--- Begin Materials provided ---

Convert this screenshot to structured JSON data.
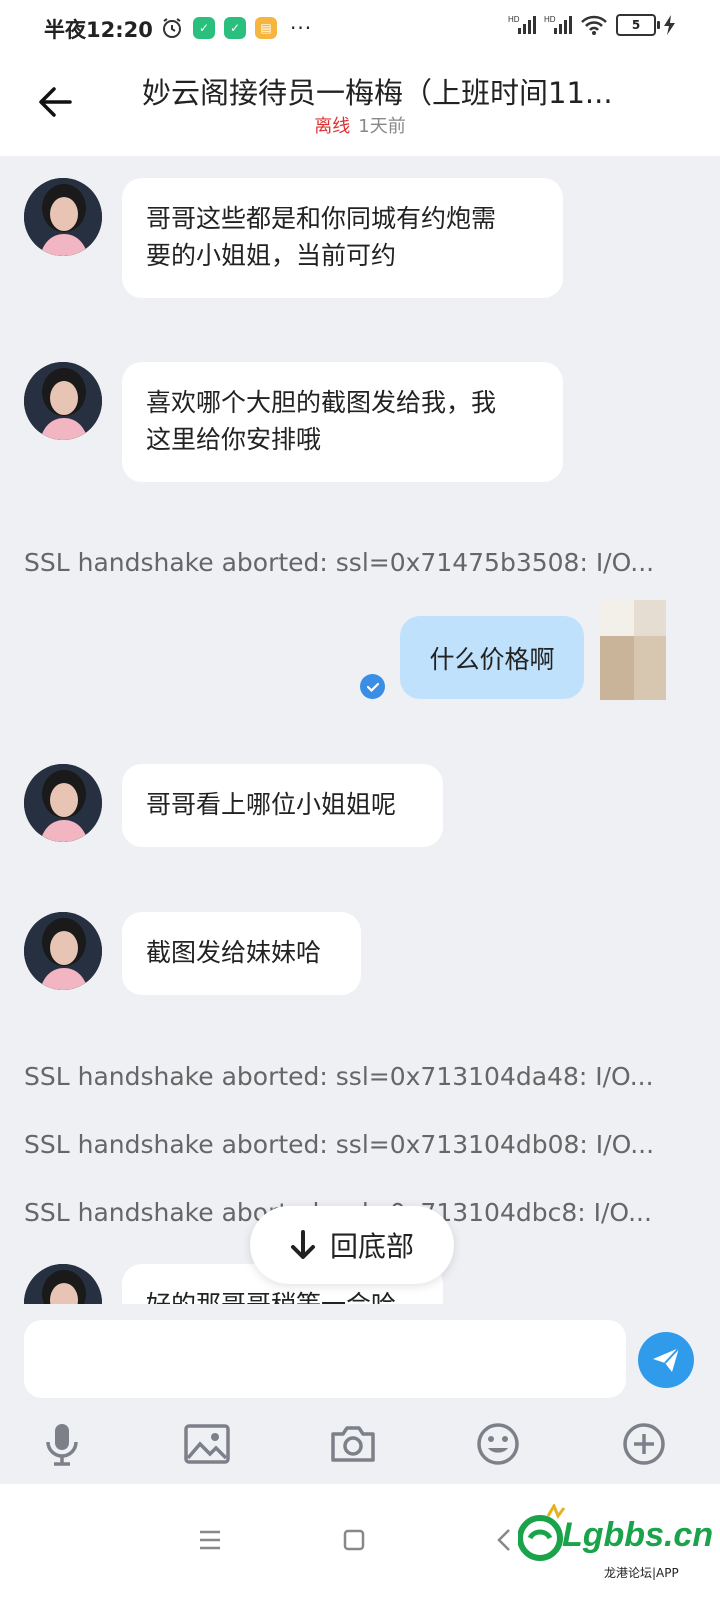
{
  "status_bar": {
    "time": "半夜12:20",
    "more": "···",
    "battery": "5",
    "network": "HD"
  },
  "header": {
    "title": "妙云阁接待员一梅梅（上班时间11...",
    "status": "离线",
    "last_seen": "1天前"
  },
  "messages": [
    {
      "from": "agent",
      "lines": [
        "哥哥这些都是和你同城有约炮需",
        "要的小姐姐，当前可约"
      ]
    },
    {
      "from": "agent",
      "lines": [
        "喜欢哪个大胆的截图发给我，我",
        "这里给你安排哦"
      ]
    },
    {
      "from": "system",
      "text": "SSL handshake aborted: ssl=0x71475b3508: I/O..."
    },
    {
      "from": "me",
      "text": "什么价格啊"
    },
    {
      "from": "agent",
      "text": "哥哥看上哪位小姐姐呢"
    },
    {
      "from": "agent",
      "text": "截图发给妹妹哈"
    },
    {
      "from": "system",
      "text": "SSL handshake aborted: ssl=0x713104da48: I/O..."
    },
    {
      "from": "system",
      "text": "SSL handshake aborted: ssl=0x713104db08: I/O..."
    },
    {
      "from": "system",
      "text": "SSL handshake aborted: ssl=0x713104dbc8: I/O..."
    },
    {
      "from": "agent",
      "text": "好的那哥哥稍等一会哈"
    }
  ],
  "scroll_to_bottom": "回底部",
  "composer": {
    "placeholder": ""
  },
  "toolbar": [
    "microphone-icon",
    "image-icon",
    "camera-icon",
    "emoji-icon",
    "plus-icon"
  ],
  "watermark": {
    "brand": "Lgbbs.cn",
    "sub": "龙港论坛|APP"
  },
  "colors": {
    "accent": "#2f9bea",
    "my_bubble": "#bfe1fb",
    "offline": "#dd3333"
  }
}
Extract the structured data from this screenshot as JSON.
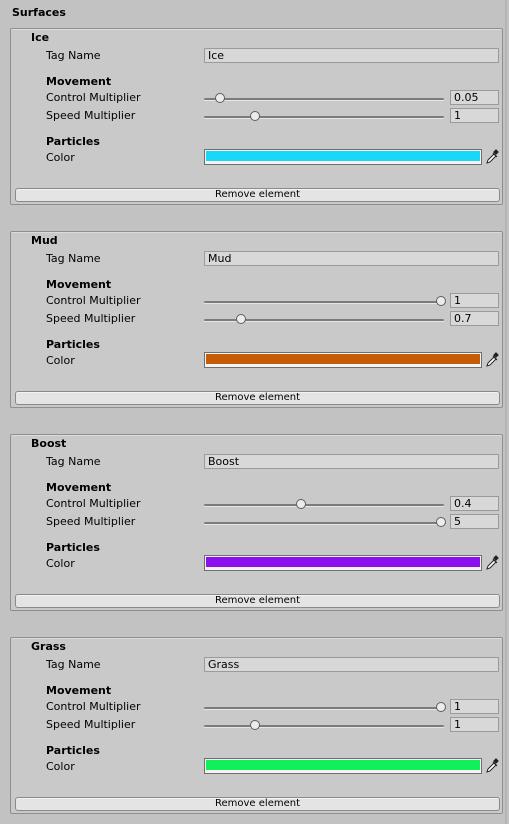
{
  "header": {
    "title": "Surfaces"
  },
  "labels": {
    "tag_name": "Tag Name",
    "movement": "Movement",
    "control_multiplier": "Control Multiplier",
    "speed_multiplier": "Speed Multiplier",
    "particles": "Particles",
    "color": "Color",
    "remove": "Remove element"
  },
  "surfaces": [
    {
      "name": "Ice",
      "tag_name": "Ice",
      "control_multiplier": "0.05",
      "control_level": 0.05,
      "speed_multiplier": "1",
      "speed_level": 0.2,
      "color": "#1ad6f7"
    },
    {
      "name": "Mud",
      "tag_name": "Mud",
      "control_multiplier": "1",
      "control_level": 1.0,
      "speed_multiplier": "0.7",
      "speed_level": 0.14,
      "color": "#c45c0a"
    },
    {
      "name": "Boost",
      "tag_name": "Boost",
      "control_multiplier": "0.4",
      "control_level": 0.4,
      "speed_multiplier": "5",
      "speed_level": 1.0,
      "color": "#8b10f0"
    },
    {
      "name": "Grass",
      "tag_name": "Grass",
      "control_multiplier": "1",
      "control_level": 1.0,
      "speed_multiplier": "1",
      "speed_level": 0.2,
      "color": "#10f05a"
    }
  ],
  "icons": {
    "picker": "eyedropper-icon"
  }
}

--- End Materials provided ---

*What is asked*: Write out all the records again, exactly, minus any pictures.

*The output*:
Convert this screenshot to structured JSON data.
{
  "status_bar": {
    "time": "半夜12:20",
    "more": "···",
    "battery": "5",
    "network": "HD"
  },
  "header": {
    "title": "妙云阁接待员一梅梅（上班时间11...",
    "status": "离线",
    "last_seen": "1天前"
  },
  "messages": [
    {
      "from": "agent",
      "lines": [
        "哥哥这些都是和你同城有约炮需",
        "要的小姐姐，当前可约"
      ]
    },
    {
      "from": "agent",
      "lines": [
        "喜欢哪个大胆的截图发给我，我",
        "这里给你安排哦"
      ]
    },
    {
      "from": "system",
      "text": "SSL handshake aborted: ssl=0x71475b3508: I/O..."
    },
    {
      "from": "me",
      "text": "什么价格啊"
    },
    {
      "from": "agent",
      "text": "哥哥看上哪位小姐姐呢"
    },
    {
      "from": "agent",
      "text": "截图发给妹妹哈"
    },
    {
      "from": "system",
      "text": "SSL handshake aborted: ssl=0x713104da48: I/O..."
    },
    {
      "from": "system",
      "text": "SSL handshake aborted: ssl=0x713104db08: I/O..."
    },
    {
      "from": "system",
      "text": "SSL handshake aborted: ssl=0x713104dbc8: I/O..."
    },
    {
      "from": "agent",
      "text": "好的那哥哥稍等一会哈"
    }
  ],
  "scroll_to_bottom": "回底部",
  "composer": {
    "placeholder": ""
  },
  "toolbar": [
    "microphone-icon",
    "image-icon",
    "camera-icon",
    "emoji-icon",
    "plus-icon"
  ],
  "watermark": {
    "brand": "Lgbbs.cn",
    "sub": "龙港论坛|APP"
  },
  "colors": {
    "accent": "#2f9bea",
    "my_bubble": "#bfe1fb",
    "offline": "#dd3333"
  }
}
Extract the structured data from this screenshot as JSON.
{
  "header": {
    "title": "Surfaces"
  },
  "labels": {
    "tag_name": "Tag Name",
    "movement": "Movement",
    "control_multiplier": "Control Multiplier",
    "speed_multiplier": "Speed Multiplier",
    "particles": "Particles",
    "color": "Color",
    "remove": "Remove element"
  },
  "surfaces": [
    {
      "name": "Ice",
      "tag_name": "Ice",
      "control_multiplier": "0.05",
      "control_level": 0.05,
      "speed_multiplier": "1",
      "speed_level": 0.2,
      "color": "#1ad6f7"
    },
    {
      "name": "Mud",
      "tag_name": "Mud",
      "control_multiplier": "1",
      "control_level": 1.0,
      "speed_multiplier": "0.7",
      "speed_level": 0.14,
      "color": "#c45c0a"
    },
    {
      "name": "Boost",
      "tag_name": "Boost",
      "control_multiplier": "0.4",
      "control_level": 0.4,
      "speed_multiplier": "5",
      "speed_level": 1.0,
      "color": "#8b10f0"
    },
    {
      "name": "Grass",
      "tag_name": "Grass",
      "control_multiplier": "1",
      "control_level": 1.0,
      "speed_multiplier": "1",
      "speed_level": 0.2,
      "color": "#10f05a"
    }
  ],
  "icons": {
    "picker": "eyedropper-icon"
  }
}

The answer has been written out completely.